#### Short problem:
In the entries, find all lines that hold the word "Entdeckung" and copy them.

☆ ☆ ☆ ☆ ☆

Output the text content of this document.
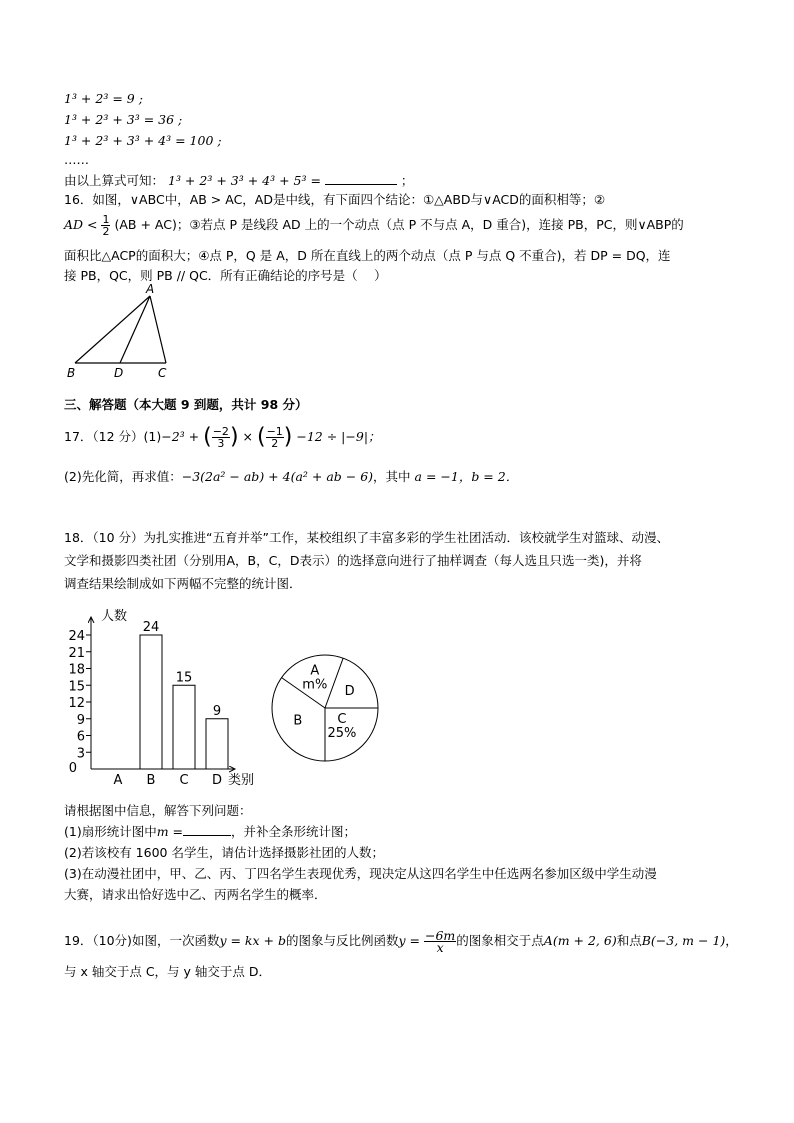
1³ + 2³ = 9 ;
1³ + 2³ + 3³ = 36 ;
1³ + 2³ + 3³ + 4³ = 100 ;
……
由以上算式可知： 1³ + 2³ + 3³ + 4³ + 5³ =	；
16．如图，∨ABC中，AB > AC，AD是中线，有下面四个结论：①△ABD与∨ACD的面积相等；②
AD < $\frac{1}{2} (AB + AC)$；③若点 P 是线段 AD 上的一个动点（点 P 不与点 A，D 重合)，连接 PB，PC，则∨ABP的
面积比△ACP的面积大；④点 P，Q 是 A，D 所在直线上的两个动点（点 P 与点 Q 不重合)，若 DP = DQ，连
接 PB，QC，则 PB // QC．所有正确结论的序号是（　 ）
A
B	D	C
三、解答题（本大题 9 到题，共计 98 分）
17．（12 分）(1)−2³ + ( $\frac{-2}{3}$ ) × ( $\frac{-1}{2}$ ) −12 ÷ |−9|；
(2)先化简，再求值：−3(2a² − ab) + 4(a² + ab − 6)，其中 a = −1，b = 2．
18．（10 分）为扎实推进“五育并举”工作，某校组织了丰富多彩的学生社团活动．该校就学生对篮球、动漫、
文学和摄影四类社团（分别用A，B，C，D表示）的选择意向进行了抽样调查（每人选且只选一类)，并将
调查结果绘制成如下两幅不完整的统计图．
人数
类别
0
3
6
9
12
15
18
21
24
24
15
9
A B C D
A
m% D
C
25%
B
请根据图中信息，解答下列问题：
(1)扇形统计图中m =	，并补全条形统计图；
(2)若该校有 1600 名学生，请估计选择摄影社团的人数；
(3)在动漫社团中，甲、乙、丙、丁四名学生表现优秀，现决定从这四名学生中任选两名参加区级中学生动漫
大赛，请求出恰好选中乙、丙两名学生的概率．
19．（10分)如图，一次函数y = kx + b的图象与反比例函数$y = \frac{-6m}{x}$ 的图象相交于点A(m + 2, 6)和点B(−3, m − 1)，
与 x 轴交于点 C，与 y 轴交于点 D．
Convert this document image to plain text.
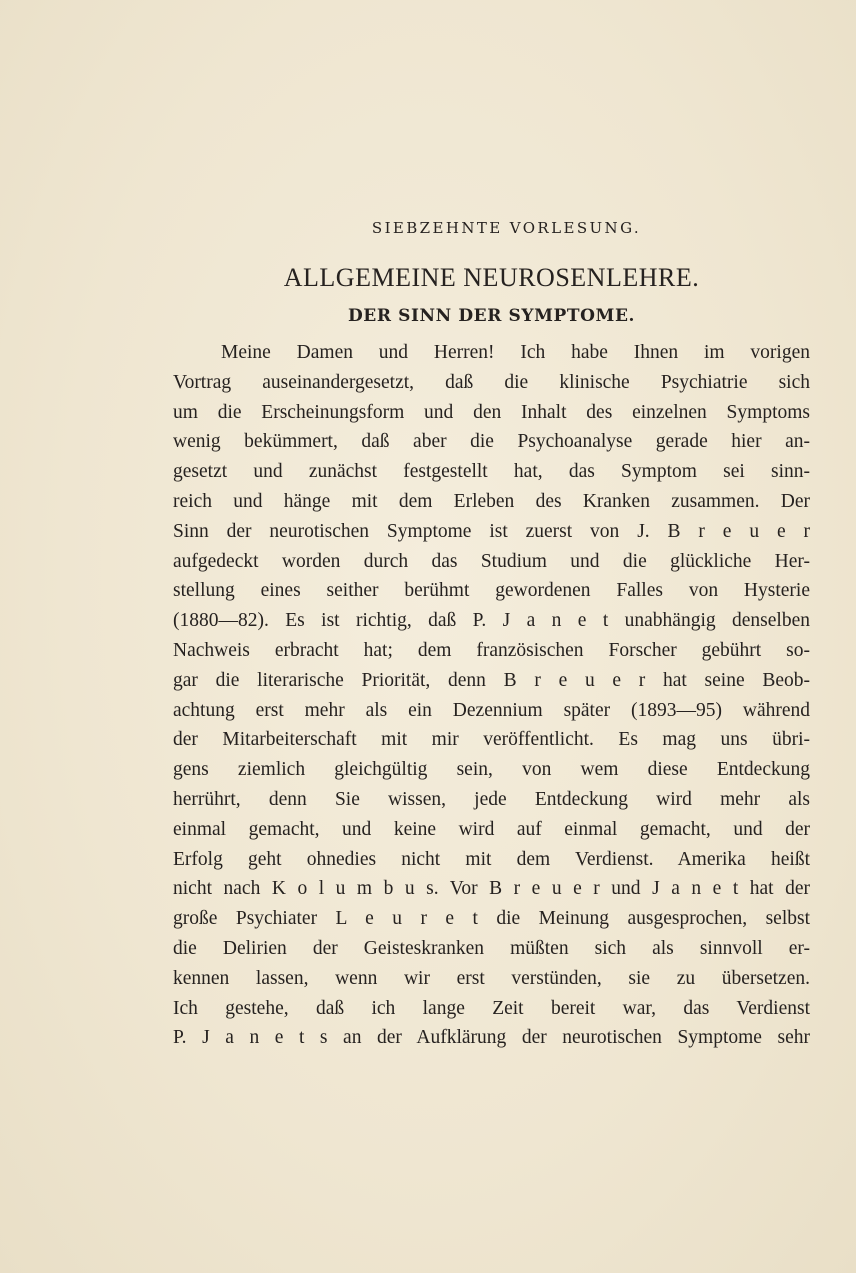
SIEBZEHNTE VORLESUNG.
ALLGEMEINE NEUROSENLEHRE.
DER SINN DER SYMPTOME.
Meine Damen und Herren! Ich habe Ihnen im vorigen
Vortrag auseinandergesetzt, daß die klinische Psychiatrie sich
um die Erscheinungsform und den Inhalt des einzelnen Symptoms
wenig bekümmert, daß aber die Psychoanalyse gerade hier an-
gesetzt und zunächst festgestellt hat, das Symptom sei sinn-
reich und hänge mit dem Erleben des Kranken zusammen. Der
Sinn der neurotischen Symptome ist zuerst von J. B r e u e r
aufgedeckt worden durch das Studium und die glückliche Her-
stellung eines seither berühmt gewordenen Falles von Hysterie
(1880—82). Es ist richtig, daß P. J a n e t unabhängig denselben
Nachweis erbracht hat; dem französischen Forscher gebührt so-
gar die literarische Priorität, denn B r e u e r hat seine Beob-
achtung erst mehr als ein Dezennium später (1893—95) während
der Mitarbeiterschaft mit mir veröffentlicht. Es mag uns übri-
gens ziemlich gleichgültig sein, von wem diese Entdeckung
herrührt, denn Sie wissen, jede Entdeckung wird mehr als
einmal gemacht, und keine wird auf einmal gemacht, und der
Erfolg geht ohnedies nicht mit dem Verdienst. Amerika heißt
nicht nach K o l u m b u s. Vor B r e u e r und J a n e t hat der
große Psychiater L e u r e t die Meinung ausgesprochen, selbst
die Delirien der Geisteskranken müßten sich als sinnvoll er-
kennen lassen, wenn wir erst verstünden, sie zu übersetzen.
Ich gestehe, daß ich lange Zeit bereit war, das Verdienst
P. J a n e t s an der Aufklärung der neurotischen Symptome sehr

☆ ☆ ☆ ☆ ☆

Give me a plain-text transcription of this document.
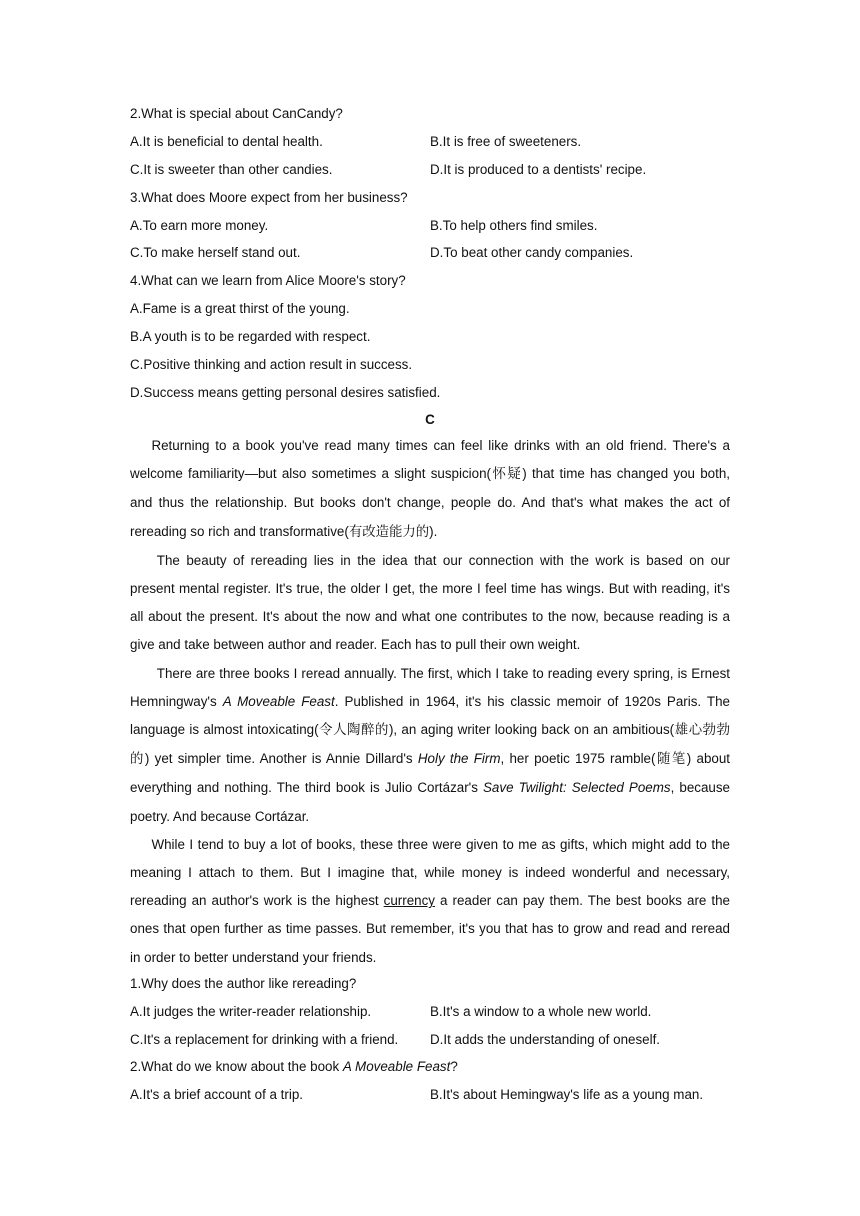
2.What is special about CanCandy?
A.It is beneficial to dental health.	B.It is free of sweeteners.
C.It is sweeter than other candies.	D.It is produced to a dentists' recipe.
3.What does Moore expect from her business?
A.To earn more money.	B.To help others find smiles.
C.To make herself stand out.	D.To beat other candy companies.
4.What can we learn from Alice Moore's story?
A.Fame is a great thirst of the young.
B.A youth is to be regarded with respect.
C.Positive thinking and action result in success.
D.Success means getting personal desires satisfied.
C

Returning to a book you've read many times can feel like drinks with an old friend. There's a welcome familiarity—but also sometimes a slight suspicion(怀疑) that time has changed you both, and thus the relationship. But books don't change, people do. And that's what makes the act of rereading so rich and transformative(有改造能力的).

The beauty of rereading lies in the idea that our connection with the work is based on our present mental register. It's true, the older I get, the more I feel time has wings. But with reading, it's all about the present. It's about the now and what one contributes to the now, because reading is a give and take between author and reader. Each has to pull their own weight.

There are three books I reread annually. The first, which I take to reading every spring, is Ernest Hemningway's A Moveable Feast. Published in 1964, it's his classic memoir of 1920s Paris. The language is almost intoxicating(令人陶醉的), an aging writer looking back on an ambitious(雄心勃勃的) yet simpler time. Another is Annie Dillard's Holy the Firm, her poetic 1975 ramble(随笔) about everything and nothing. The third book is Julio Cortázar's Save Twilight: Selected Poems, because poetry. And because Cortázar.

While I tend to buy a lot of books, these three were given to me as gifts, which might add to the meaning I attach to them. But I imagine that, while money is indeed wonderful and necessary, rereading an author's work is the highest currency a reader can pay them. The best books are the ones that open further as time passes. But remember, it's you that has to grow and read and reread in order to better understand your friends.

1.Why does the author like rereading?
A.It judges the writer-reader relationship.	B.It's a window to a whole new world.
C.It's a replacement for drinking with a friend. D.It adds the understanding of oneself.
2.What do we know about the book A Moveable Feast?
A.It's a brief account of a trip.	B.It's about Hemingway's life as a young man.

☆ ☆ ☆ ☆ ☆

#### Output of the exercise:
gens ziemlich gleichgültig sein, von wem diese Entdeckung
herrührt, denn Sie wissen, jede Entdeckung wird mehr als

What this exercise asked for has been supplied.